Task statement - Keep the wording of each record exactly the same when you repeat it, and leave out pictures.

-*-*-

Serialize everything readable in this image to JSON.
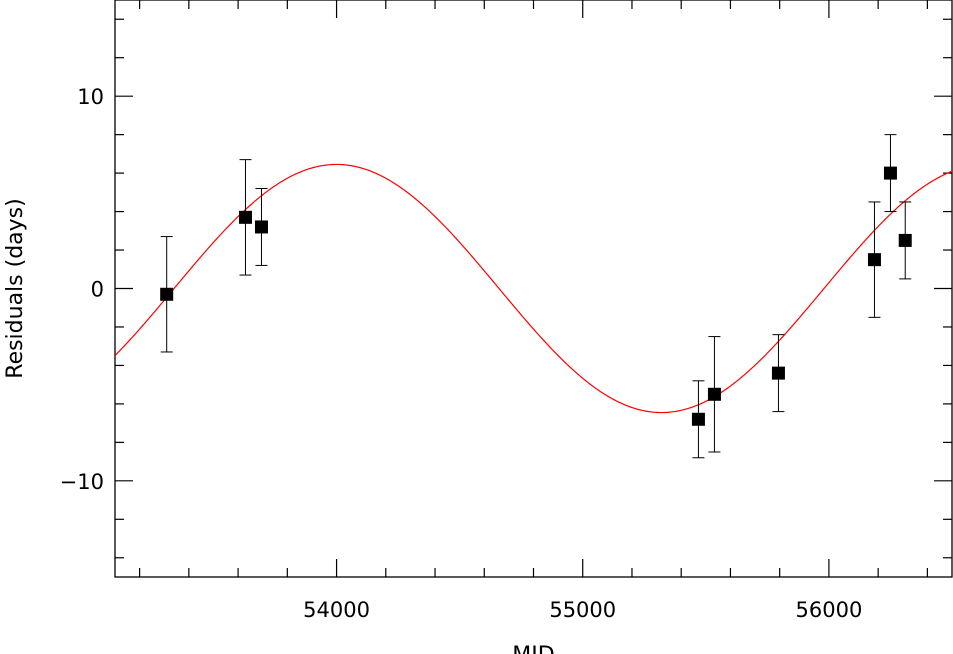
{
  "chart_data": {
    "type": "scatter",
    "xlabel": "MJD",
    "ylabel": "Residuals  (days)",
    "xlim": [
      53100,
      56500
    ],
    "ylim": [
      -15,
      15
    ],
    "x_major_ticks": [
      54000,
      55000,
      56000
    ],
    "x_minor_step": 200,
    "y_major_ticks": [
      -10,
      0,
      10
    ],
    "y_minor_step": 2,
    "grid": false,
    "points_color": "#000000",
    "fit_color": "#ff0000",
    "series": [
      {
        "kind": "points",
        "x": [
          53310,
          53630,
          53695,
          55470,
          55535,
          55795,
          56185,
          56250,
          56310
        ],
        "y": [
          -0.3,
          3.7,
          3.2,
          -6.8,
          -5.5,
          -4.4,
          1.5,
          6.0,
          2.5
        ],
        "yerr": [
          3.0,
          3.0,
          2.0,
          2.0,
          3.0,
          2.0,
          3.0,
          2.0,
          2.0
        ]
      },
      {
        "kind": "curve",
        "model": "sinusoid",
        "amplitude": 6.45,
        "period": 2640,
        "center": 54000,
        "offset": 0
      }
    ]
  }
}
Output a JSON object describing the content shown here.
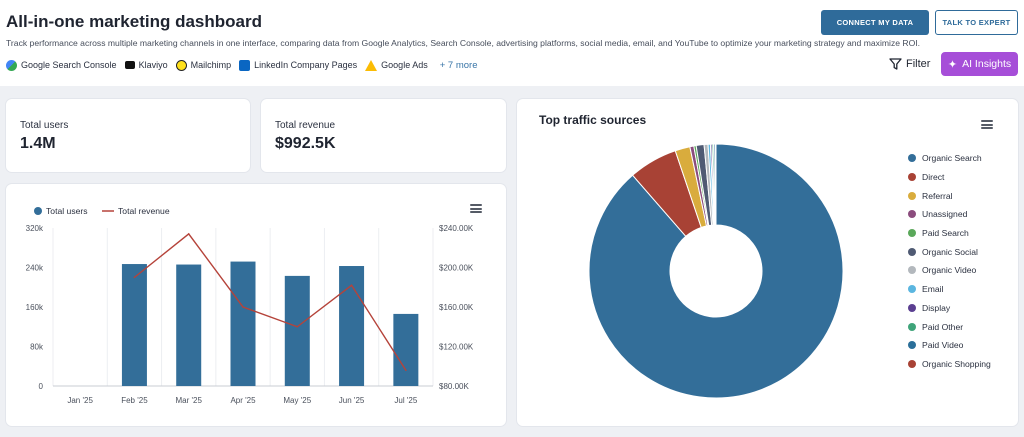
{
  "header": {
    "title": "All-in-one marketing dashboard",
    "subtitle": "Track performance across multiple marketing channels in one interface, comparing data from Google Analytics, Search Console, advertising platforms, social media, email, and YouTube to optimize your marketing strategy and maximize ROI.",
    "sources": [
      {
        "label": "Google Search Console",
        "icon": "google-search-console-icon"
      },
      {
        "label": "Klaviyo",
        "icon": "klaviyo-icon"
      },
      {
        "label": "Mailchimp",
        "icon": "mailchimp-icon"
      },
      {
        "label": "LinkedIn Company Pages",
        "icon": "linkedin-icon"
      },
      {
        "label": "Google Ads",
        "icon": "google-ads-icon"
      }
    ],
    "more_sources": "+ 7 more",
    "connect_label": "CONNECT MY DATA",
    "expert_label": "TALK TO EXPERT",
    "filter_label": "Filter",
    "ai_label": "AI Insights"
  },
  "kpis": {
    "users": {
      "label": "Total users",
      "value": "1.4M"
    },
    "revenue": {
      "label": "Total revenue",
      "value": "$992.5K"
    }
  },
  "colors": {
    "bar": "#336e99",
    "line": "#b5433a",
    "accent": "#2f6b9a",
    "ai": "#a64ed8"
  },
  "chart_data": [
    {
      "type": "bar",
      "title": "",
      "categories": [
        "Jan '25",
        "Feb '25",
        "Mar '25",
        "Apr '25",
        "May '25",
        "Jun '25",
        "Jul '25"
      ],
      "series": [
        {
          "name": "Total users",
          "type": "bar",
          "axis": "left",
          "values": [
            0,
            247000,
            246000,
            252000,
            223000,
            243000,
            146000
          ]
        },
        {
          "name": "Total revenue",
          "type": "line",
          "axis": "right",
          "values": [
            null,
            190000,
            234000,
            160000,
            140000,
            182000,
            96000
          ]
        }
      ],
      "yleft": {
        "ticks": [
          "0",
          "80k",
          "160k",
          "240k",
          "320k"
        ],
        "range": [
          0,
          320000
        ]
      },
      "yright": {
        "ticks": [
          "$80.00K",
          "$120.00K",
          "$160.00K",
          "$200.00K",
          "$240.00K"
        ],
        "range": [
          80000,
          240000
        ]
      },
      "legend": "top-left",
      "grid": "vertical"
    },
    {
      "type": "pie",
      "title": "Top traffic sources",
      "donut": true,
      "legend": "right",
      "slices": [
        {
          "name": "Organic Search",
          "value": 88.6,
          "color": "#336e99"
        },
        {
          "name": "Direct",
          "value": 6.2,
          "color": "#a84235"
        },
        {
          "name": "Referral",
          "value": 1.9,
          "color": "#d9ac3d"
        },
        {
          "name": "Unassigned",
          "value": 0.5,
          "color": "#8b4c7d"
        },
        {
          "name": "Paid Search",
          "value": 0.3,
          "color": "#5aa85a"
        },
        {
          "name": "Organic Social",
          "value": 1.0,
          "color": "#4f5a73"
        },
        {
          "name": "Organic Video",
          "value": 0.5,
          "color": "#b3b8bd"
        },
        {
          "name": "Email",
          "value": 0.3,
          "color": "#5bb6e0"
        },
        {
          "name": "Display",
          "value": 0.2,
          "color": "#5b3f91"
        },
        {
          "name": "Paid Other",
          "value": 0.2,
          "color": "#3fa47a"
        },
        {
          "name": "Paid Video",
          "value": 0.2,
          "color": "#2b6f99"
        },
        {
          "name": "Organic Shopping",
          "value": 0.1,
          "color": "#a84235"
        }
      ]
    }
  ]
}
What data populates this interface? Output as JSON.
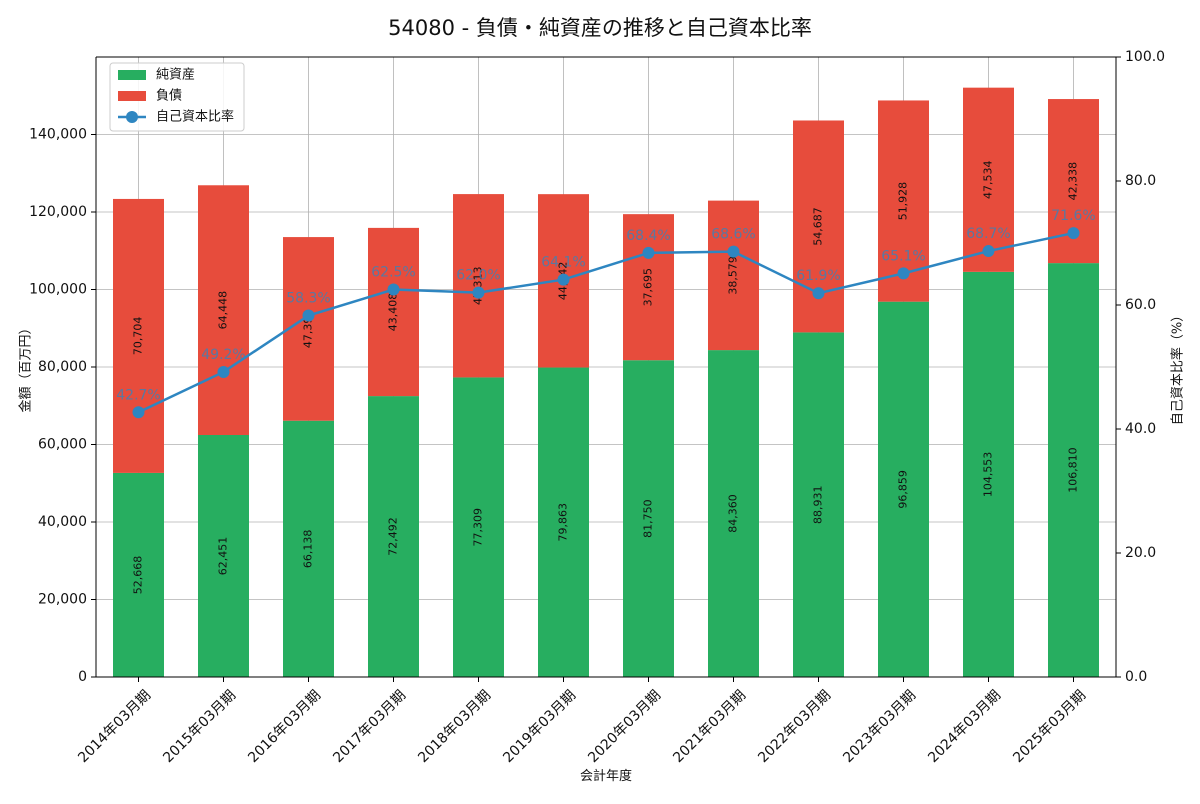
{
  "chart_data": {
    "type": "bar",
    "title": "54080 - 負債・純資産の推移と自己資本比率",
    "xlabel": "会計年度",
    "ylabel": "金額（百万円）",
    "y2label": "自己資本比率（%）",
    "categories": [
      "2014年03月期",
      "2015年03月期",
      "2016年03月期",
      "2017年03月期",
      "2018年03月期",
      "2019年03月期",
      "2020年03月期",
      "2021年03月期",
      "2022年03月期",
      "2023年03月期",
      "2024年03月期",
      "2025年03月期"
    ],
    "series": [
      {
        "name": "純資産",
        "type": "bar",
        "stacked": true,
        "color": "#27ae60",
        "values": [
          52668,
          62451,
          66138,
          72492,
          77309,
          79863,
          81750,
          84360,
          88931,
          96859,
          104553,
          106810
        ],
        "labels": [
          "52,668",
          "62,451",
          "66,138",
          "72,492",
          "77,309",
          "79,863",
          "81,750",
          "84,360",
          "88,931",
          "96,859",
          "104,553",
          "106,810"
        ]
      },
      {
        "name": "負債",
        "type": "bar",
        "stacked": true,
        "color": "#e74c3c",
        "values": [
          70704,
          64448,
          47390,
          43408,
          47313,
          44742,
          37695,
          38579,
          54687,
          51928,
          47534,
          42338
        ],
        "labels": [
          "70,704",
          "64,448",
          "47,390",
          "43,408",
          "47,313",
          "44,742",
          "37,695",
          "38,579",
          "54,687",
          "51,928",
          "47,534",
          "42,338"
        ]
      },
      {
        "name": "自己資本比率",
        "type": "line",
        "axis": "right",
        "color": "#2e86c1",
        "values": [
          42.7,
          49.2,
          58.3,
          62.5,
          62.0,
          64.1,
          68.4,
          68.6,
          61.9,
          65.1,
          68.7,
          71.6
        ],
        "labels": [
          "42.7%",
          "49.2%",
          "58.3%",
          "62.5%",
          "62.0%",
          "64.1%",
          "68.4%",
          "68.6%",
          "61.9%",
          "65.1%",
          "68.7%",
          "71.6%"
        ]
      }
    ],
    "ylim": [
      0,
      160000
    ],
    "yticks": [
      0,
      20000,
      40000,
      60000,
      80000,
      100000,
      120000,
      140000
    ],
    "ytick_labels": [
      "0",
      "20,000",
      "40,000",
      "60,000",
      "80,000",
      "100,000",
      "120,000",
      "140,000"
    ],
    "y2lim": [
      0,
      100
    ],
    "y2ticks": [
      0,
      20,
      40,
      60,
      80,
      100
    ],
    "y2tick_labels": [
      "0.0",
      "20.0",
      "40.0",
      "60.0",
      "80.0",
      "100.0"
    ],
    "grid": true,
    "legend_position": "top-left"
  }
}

-*-*-

Solution -
Serialize everything readable in this image to JSON.
{
  "chart_data": {
    "type": "scatter",
    "xlabel": "MJD",
    "ylabel": "Residuals  (days)",
    "xlim": [
      53100,
      56500
    ],
    "ylim": [
      -15,
      15
    ],
    "x_major_ticks": [
      54000,
      55000,
      56000
    ],
    "x_minor_step": 200,
    "y_major_ticks": [
      -10,
      0,
      10
    ],
    "y_minor_step": 2,
    "grid": false,
    "points_color": "#000000",
    "fit_color": "#ff0000",
    "series": [
      {
        "kind": "points",
        "x": [
          53310,
          53630,
          53695,
          55470,
          55535,
          55795,
          56185,
          56250,
          56310
        ],
        "y": [
          -0.3,
          3.7,
          3.2,
          -6.8,
          -5.5,
          -4.4,
          1.5,
          6.0,
          2.5
        ],
        "yerr": [
          3.0,
          3.0,
          2.0,
          2.0,
          3.0,
          2.0,
          3.0,
          2.0,
          2.0
        ]
      },
      {
        "kind": "curve",
        "model": "sinusoid",
        "amplitude": 6.45,
        "period": 2640,
        "center": 54000,
        "offset": 0
      }
    ]
  }
}
Output a JSON object describing the content shown here.
{
  "header": {
    "title": "All-in-one marketing dashboard",
    "subtitle": "Track performance across multiple marketing channels in one interface, comparing data from Google Analytics, Search Console, advertising platforms, social media, email, and YouTube to optimize your marketing strategy and maximize ROI.",
    "sources": [
      {
        "label": "Google Search Console",
        "icon": "google-search-console-icon"
      },
      {
        "label": "Klaviyo",
        "icon": "klaviyo-icon"
      },
      {
        "label": "Mailchimp",
        "icon": "mailchimp-icon"
      },
      {
        "label": "LinkedIn Company Pages",
        "icon": "linkedin-icon"
      },
      {
        "label": "Google Ads",
        "icon": "google-ads-icon"
      }
    ],
    "more_sources": "+ 7 more",
    "connect_label": "CONNECT MY DATA",
    "expert_label": "TALK TO EXPERT",
    "filter_label": "Filter",
    "ai_label": "AI Insights"
  },
  "kpis": {
    "users": {
      "label": "Total users",
      "value": "1.4M"
    },
    "revenue": {
      "label": "Total revenue",
      "value": "$992.5K"
    }
  },
  "colors": {
    "bar": "#336e99",
    "line": "#b5433a",
    "accent": "#2f6b9a",
    "ai": "#a64ed8"
  },
  "chart_data": [
    {
      "type": "bar",
      "title": "",
      "categories": [
        "Jan '25",
        "Feb '25",
        "Mar '25",
        "Apr '25",
        "May '25",
        "Jun '25",
        "Jul '25"
      ],
      "series": [
        {
          "name": "Total users",
          "type": "bar",
          "axis": "left",
          "values": [
            0,
            247000,
            246000,
            252000,
            223000,
            243000,
            146000
          ]
        },
        {
          "name": "Total revenue",
          "type": "line",
          "axis": "right",
          "values": [
            null,
            190000,
            234000,
            160000,
            140000,
            182000,
            96000
          ]
        }
      ],
      "yleft": {
        "ticks": [
          "0",
          "80k",
          "160k",
          "240k",
          "320k"
        ],
        "range": [
          0,
          320000
        ]
      },
      "yright": {
        "ticks": [
          "$80.00K",
          "$120.00K",
          "$160.00K",
          "$200.00K",
          "$240.00K"
        ],
        "range": [
          80000,
          240000
        ]
      },
      "legend": "top-left",
      "grid": "vertical"
    },
    {
      "type": "pie",
      "title": "Top traffic sources",
      "donut": true,
      "legend": "right",
      "slices": [
        {
          "name": "Organic Search",
          "value": 88.6,
          "color": "#336e99"
        },
        {
          "name": "Direct",
          "value": 6.2,
          "color": "#a84235"
        },
        {
          "name": "Referral",
          "value": 1.9,
          "color": "#d9ac3d"
        },
        {
          "name": "Unassigned",
          "value": 0.5,
          "color": "#8b4c7d"
        },
        {
          "name": "Paid Search",
          "value": 0.3,
          "color": "#5aa85a"
        },
        {
          "name": "Organic Social",
          "value": 1.0,
          "color": "#4f5a73"
        },
        {
          "name": "Organic Video",
          "value": 0.5,
          "color": "#b3b8bd"
        },
        {
          "name": "Email",
          "value": 0.3,
          "color": "#5bb6e0"
        },
        {
          "name": "Display",
          "value": 0.2,
          "color": "#5b3f91"
        },
        {
          "name": "Paid Other",
          "value": 0.2,
          "color": "#3fa47a"
        },
        {
          "name": "Paid Video",
          "value": 0.2,
          "color": "#2b6f99"
        },
        {
          "name": "Organic Shopping",
          "value": 0.1,
          "color": "#a84235"
        }
      ]
    }
  ]
}
What data populates this interface? Output as JSON.
{
  "chart_data": {
    "type": "bar",
    "title": "54080 - 負債・純資産の推移と自己資本比率",
    "xlabel": "会計年度",
    "ylabel": "金額（百万円）",
    "y2label": "自己資本比率（%）",
    "categories": [
      "2014年03月期",
      "2015年03月期",
      "2016年03月期",
      "2017年03月期",
      "2018年03月期",
      "2019年03月期",
      "2020年03月期",
      "2021年03月期",
      "2022年03月期",
      "2023年03月期",
      "2024年03月期",
      "2025年03月期"
    ],
    "series": [
      {
        "name": "純資産",
        "type": "bar",
        "stacked": true,
        "color": "#27ae60",
        "values": [
          52668,
          62451,
          66138,
          72492,
          77309,
          79863,
          81750,
          84360,
          88931,
          96859,
          104553,
          106810
        ],
        "labels": [
          "52,668",
          "62,451",
          "66,138",
          "72,492",
          "77,309",
          "79,863",
          "81,750",
          "84,360",
          "88,931",
          "96,859",
          "104,553",
          "106,810"
        ]
      },
      {
        "name": "負債",
        "type": "bar",
        "stacked": true,
        "color": "#e74c3c",
        "values": [
          70704,
          64448,
          47390,
          43408,
          47313,
          44742,
          37695,
          38579,
          54687,
          51928,
          47534,
          42338
        ],
        "labels": [
          "70,704",
          "64,448",
          "47,390",
          "43,408",
          "47,313",
          "44,742",
          "37,695",
          "38,579",
          "54,687",
          "51,928",
          "47,534",
          "42,338"
        ]
      },
      {
        "name": "自己資本比率",
        "type": "line",
        "axis": "right",
        "color": "#2e86c1",
        "values": [
          42.7,
          49.2,
          58.3,
          62.5,
          62.0,
          64.1,
          68.4,
          68.6,
          61.9,
          65.1,
          68.7,
          71.6
        ],
        "labels": [
          "42.7%",
          "49.2%",
          "58.3%",
          "62.5%",
          "62.0%",
          "64.1%",
          "68.4%",
          "68.6%",
          "61.9%",
          "65.1%",
          "68.7%",
          "71.6%"
        ]
      }
    ],
    "ylim": [
      0,
      160000
    ],
    "yticks": [
      0,
      20000,
      40000,
      60000,
      80000,
      100000,
      120000,
      140000
    ],
    "ytick_labels": [
      "0",
      "20,000",
      "40,000",
      "60,000",
      "80,000",
      "100,000",
      "120,000",
      "140,000"
    ],
    "y2lim": [
      0,
      100
    ],
    "y2ticks": [
      0,
      20,
      40,
      60,
      80,
      100
    ],
    "y2tick_labels": [
      "0.0",
      "20.0",
      "40.0",
      "60.0",
      "80.0",
      "100.0"
    ],
    "grid": true,
    "legend_position": "top-left"
  }
}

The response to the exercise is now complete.